WHAT THE TASK ASKS.
Locate and copy each line in the data that contains the word "glyph".

EXTRACTED INFORMATION.
+ + +

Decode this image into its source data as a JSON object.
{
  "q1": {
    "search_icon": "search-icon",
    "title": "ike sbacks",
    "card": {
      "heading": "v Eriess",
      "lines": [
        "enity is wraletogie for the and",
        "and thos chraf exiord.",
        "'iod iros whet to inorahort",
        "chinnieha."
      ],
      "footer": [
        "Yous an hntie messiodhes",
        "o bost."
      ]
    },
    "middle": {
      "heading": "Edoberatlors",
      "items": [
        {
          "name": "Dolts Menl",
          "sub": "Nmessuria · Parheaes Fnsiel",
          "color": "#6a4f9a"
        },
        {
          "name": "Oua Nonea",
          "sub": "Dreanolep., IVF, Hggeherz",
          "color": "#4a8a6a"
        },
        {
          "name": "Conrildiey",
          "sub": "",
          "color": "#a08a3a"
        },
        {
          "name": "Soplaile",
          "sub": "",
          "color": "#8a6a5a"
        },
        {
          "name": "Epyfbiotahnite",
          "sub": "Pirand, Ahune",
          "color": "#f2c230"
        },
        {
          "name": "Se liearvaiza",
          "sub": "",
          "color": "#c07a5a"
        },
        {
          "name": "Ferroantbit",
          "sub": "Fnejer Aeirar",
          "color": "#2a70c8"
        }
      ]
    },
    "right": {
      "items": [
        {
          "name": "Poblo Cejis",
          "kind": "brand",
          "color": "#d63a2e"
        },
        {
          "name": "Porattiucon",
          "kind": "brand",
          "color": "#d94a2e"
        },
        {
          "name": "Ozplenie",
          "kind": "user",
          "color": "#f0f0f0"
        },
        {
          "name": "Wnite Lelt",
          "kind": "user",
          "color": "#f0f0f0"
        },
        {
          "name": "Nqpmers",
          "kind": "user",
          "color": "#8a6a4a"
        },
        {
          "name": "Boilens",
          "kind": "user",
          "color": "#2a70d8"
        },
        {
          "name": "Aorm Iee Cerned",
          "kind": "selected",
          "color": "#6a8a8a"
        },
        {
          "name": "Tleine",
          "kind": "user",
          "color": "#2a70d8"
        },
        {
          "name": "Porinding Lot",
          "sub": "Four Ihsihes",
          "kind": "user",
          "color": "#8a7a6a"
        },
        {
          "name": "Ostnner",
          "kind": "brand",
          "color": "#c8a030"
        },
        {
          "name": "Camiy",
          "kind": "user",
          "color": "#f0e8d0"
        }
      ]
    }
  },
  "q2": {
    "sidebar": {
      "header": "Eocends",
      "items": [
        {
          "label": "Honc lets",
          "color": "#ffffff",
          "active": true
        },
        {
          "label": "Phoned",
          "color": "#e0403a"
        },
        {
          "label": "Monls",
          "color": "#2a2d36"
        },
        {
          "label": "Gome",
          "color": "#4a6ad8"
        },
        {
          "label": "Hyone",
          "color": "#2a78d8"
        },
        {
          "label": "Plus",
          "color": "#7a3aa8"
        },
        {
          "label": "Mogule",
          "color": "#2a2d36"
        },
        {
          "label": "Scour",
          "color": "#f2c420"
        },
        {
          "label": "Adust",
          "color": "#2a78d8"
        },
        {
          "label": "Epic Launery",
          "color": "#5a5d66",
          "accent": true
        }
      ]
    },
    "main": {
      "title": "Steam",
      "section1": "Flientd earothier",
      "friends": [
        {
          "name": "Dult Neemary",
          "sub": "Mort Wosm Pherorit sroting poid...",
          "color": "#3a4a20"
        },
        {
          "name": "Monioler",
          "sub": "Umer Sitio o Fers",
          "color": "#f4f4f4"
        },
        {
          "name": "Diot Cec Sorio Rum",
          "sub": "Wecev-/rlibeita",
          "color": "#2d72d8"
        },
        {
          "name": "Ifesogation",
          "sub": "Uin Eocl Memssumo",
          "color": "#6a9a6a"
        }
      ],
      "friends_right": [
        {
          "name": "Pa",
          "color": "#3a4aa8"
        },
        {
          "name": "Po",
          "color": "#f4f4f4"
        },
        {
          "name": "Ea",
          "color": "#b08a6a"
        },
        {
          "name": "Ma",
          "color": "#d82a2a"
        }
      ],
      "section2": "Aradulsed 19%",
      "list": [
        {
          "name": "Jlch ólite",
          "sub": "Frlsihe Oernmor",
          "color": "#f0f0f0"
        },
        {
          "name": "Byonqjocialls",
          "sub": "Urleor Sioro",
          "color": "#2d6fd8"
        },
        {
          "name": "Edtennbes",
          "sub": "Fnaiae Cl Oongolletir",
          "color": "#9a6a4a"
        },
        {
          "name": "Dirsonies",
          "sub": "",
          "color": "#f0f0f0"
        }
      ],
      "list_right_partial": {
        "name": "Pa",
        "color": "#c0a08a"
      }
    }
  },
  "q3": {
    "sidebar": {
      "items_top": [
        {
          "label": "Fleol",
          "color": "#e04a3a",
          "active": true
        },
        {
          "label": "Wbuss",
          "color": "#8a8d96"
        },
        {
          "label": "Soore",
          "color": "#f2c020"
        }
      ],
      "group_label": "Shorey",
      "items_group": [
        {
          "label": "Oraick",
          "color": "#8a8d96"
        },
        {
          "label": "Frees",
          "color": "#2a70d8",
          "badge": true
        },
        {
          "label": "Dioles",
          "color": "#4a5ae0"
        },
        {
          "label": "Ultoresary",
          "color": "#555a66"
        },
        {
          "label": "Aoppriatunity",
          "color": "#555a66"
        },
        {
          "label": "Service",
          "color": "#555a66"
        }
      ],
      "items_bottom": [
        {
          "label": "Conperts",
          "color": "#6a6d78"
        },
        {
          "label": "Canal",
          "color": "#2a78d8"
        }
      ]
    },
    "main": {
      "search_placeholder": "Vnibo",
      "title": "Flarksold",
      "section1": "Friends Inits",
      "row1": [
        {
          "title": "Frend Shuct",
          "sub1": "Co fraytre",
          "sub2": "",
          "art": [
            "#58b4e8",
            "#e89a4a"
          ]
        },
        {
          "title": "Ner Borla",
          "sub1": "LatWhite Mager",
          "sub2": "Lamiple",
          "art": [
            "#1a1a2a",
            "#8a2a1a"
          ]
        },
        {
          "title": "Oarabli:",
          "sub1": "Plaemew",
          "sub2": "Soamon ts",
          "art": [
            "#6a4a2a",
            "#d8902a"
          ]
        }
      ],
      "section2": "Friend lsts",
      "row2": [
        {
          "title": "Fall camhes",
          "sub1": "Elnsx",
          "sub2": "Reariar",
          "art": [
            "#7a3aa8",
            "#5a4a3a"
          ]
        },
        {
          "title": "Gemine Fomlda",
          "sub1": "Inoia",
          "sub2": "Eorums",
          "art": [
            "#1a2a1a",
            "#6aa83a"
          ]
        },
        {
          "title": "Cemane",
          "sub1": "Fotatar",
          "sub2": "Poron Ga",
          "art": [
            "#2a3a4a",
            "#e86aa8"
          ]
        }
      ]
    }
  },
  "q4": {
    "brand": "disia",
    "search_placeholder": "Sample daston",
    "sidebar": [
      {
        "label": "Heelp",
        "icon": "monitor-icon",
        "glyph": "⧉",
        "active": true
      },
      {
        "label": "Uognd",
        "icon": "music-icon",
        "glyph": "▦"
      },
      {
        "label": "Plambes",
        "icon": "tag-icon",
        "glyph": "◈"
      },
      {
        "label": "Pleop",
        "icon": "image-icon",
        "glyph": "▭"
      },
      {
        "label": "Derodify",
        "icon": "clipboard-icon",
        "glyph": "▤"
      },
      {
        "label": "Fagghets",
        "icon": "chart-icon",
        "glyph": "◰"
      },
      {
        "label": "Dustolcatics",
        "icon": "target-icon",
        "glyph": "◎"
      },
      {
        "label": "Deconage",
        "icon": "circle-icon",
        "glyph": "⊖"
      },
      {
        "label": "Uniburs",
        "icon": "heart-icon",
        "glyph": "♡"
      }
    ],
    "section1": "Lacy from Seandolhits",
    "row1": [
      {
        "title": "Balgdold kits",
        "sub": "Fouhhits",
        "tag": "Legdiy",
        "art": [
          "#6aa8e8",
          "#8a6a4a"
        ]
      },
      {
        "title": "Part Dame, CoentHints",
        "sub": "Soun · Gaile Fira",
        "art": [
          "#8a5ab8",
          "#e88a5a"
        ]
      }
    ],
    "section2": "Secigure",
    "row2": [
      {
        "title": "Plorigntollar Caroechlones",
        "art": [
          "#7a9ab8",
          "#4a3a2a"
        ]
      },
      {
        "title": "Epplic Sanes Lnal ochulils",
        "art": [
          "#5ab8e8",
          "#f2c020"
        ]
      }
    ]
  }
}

+ + +

FULL OUTPUT.
        "glyph": "⧉",
        "glyph": "▦"
        "glyph": "◈"
        "glyph": "▭"
        "glyph": "▤"
        "glyph": "◰"
        "glyph": "◎"
        "glyph": "⊖"
        "glyph": "♡"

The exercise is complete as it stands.